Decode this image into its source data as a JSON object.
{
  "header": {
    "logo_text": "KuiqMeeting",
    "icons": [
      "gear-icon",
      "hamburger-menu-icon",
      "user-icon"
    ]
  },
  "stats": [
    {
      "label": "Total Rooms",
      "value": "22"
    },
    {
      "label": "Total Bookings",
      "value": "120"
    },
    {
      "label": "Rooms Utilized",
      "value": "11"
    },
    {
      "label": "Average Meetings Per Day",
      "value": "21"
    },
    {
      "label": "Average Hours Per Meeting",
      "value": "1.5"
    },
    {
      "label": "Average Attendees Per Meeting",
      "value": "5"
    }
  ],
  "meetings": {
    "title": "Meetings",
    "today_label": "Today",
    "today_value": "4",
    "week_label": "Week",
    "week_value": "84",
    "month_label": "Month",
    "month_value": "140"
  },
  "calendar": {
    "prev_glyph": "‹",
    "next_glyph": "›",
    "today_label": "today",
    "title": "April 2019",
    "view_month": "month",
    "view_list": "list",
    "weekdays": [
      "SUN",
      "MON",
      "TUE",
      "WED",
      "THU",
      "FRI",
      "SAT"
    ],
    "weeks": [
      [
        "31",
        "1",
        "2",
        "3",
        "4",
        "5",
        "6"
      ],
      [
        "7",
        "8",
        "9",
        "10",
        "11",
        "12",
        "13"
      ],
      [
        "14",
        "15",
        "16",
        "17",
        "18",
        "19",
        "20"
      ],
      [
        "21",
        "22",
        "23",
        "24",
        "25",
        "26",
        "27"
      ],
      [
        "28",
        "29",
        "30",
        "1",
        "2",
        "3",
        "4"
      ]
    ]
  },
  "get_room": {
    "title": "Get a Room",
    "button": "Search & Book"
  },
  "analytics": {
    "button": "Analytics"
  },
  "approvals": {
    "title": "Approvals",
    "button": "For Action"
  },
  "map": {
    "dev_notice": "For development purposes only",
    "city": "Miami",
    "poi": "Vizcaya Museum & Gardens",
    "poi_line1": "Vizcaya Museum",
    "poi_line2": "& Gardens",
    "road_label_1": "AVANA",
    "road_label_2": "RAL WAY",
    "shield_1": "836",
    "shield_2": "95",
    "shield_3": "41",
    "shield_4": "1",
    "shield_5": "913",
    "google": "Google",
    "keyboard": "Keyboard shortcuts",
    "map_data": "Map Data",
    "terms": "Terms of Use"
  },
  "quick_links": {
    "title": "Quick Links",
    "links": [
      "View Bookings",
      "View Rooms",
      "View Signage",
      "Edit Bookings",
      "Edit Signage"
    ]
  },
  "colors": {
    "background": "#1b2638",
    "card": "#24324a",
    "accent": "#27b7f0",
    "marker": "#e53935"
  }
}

__Work to be completed__: Report how many lines in the entries hold the string "Bookings". Nothing but the number is wanted.

__Response for this exercise__: 3